[Collection entries]
====
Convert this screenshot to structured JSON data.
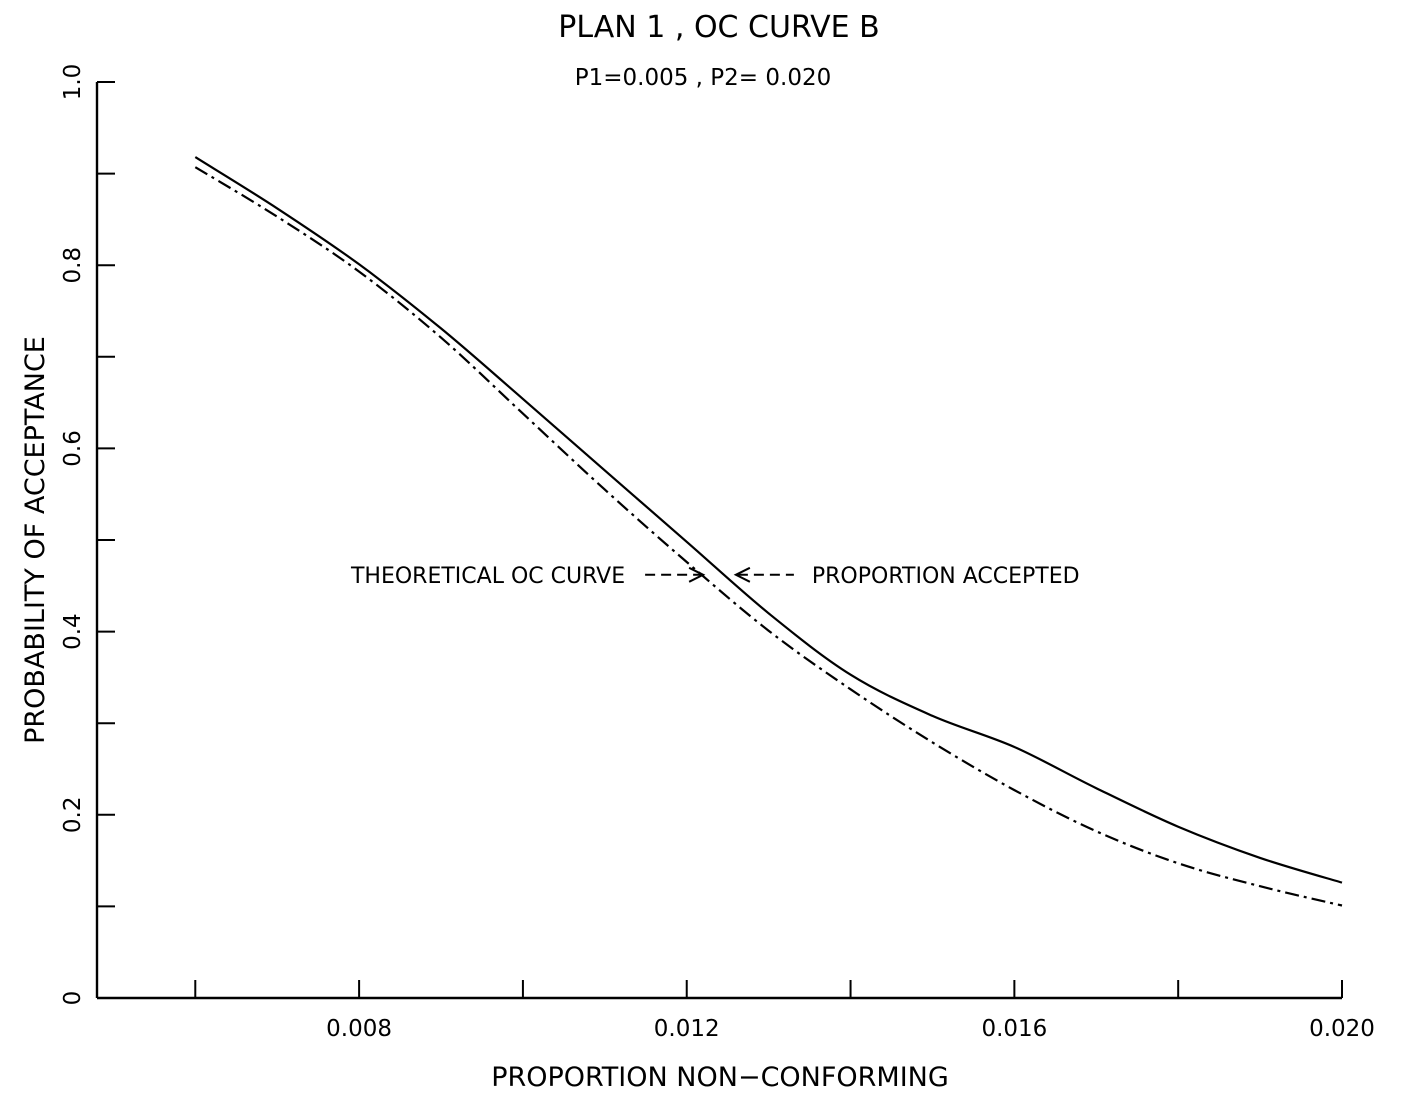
{
  "chart_data": {
    "type": "line",
    "title": "PLAN 1 , OC CURVE B",
    "subtitle": "P1=0.005 , P2= 0.020",
    "xlabel": "PROPORTION NON−CONFORMING",
    "ylabel": "PROBABILITY OF ACCEPTANCE",
    "xlim": [
      0.0048,
      0.02
    ],
    "ylim": [
      0,
      1.0
    ],
    "xticks": [
      0.006,
      0.008,
      0.01,
      0.012,
      0.014,
      0.016,
      0.018,
      0.02
    ],
    "xtick_labels": [
      {
        "value": 0.008,
        "label": "0.008"
      },
      {
        "value": 0.012,
        "label": "0.012"
      },
      {
        "value": 0.016,
        "label": "0.016"
      },
      {
        "value": 0.02,
        "label": "0.020"
      }
    ],
    "yticks": [
      0,
      0.1,
      0.2,
      0.3,
      0.4,
      0.5,
      0.6,
      0.7,
      0.8,
      0.9,
      1.0
    ],
    "ytick_labels": [
      {
        "value": 0,
        "label": "0"
      },
      {
        "value": 0.2,
        "label": "0.2"
      },
      {
        "value": 0.4,
        "label": "0.4"
      },
      {
        "value": 0.6,
        "label": "0.6"
      },
      {
        "value": 0.8,
        "label": "0.8"
      },
      {
        "value": 1.0,
        "label": "1.0"
      }
    ],
    "grid": false,
    "legend": "none",
    "series": [
      {
        "name": "PROPORTION ACCEPTED",
        "style": "solid",
        "x": [
          0.006,
          0.007,
          0.008,
          0.009,
          0.01,
          0.011,
          0.012,
          0.013,
          0.014,
          0.015,
          0.016,
          0.017,
          0.018,
          0.019,
          0.02
        ],
        "y": [
          0.918,
          0.862,
          0.801,
          0.731,
          0.654,
          0.576,
          0.498,
          0.42,
          0.353,
          0.308,
          0.274,
          0.229,
          0.187,
          0.153,
          0.126
        ]
      },
      {
        "name": "THEORETICAL OC CURVE",
        "style": "dash-dot",
        "x": [
          0.006,
          0.007,
          0.008,
          0.009,
          0.01,
          0.011,
          0.012,
          0.013,
          0.014,
          0.015,
          0.016,
          0.017,
          0.018,
          0.019,
          0.02
        ],
        "y": [
          0.907,
          0.853,
          0.793,
          0.721,
          0.638,
          0.555,
          0.476,
          0.401,
          0.337,
          0.279,
          0.227,
          0.182,
          0.147,
          0.122,
          0.101
        ]
      }
    ],
    "annotations": [
      {
        "text": "THEORETICAL OC CURVE",
        "points_to": "THEORETICAL OC CURVE",
        "arrow": "--->",
        "x": 0.0122,
        "y": 0.462
      },
      {
        "text": "PROPORTION ACCEPTED",
        "points_to": "PROPORTION ACCEPTED",
        "arrow": "<---",
        "x": 0.0126,
        "y": 0.462
      }
    ],
    "colors": {
      "foreground": "#000000",
      "background": "#ffffff"
    }
  }
}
====
▶ [GIVEN EXERCISE]: Write out the full listing verbatim, excluding its pictures.

▶ [EXERCISE RESPONSE]:
Convert this screenshot to structured JSON data.
{
  "chart_data": {
    "type": "line",
    "title": "PLAN 1 , OC CURVE B",
    "subtitle": "P1=0.005 , P2= 0.020",
    "xlabel": "PROPORTION NON−CONFORMING",
    "ylabel": "PROBABILITY OF ACCEPTANCE",
    "xlim": [
      0.0048,
      0.02
    ],
    "ylim": [
      0,
      1.0
    ],
    "xticks": [
      0.006,
      0.008,
      0.01,
      0.012,
      0.014,
      0.016,
      0.018,
      0.02
    ],
    "xtick_labels": [
      {
        "value": 0.008,
        "label": "0.008"
      },
      {
        "value": 0.012,
        "label": "0.012"
      },
      {
        "value": 0.016,
        "label": "0.016"
      },
      {
        "value": 0.02,
        "label": "0.020"
      }
    ],
    "yticks": [
      0,
      0.1,
      0.2,
      0.3,
      0.4,
      0.5,
      0.6,
      0.7,
      0.8,
      0.9,
      1.0
    ],
    "ytick_labels": [
      {
        "value": 0,
        "label": "0"
      },
      {
        "value": 0.2,
        "label": "0.2"
      },
      {
        "value": 0.4,
        "label": "0.4"
      },
      {
        "value": 0.6,
        "label": "0.6"
      },
      {
        "value": 0.8,
        "label": "0.8"
      },
      {
        "value": 1.0,
        "label": "1.0"
      }
    ],
    "grid": false,
    "legend": "none",
    "series": [
      {
        "name": "PROPORTION ACCEPTED",
        "style": "solid",
        "x": [
          0.006,
          0.007,
          0.008,
          0.009,
          0.01,
          0.011,
          0.012,
          0.013,
          0.014,
          0.015,
          0.016,
          0.017,
          0.018,
          0.019,
          0.02
        ],
        "y": [
          0.918,
          0.862,
          0.801,
          0.731,
          0.654,
          0.576,
          0.498,
          0.42,
          0.353,
          0.308,
          0.274,
          0.229,
          0.187,
          0.153,
          0.126
        ]
      },
      {
        "name": "THEORETICAL OC CURVE",
        "style": "dash-dot",
        "x": [
          0.006,
          0.007,
          0.008,
          0.009,
          0.01,
          0.011,
          0.012,
          0.013,
          0.014,
          0.015,
          0.016,
          0.017,
          0.018,
          0.019,
          0.02
        ],
        "y": [
          0.907,
          0.853,
          0.793,
          0.721,
          0.638,
          0.555,
          0.476,
          0.401,
          0.337,
          0.279,
          0.227,
          0.182,
          0.147,
          0.122,
          0.101
        ]
      }
    ],
    "annotations": [
      {
        "text": "THEORETICAL OC CURVE",
        "points_to": "THEORETICAL OC CURVE",
        "arrow": "--->",
        "x": 0.0122,
        "y": 0.462
      },
      {
        "text": "PROPORTION ACCEPTED",
        "points_to": "PROPORTION ACCEPTED",
        "arrow": "<---",
        "x": 0.0126,
        "y": 0.462
      }
    ],
    "colors": {
      "foreground": "#000000",
      "background": "#ffffff"
    }
  }
}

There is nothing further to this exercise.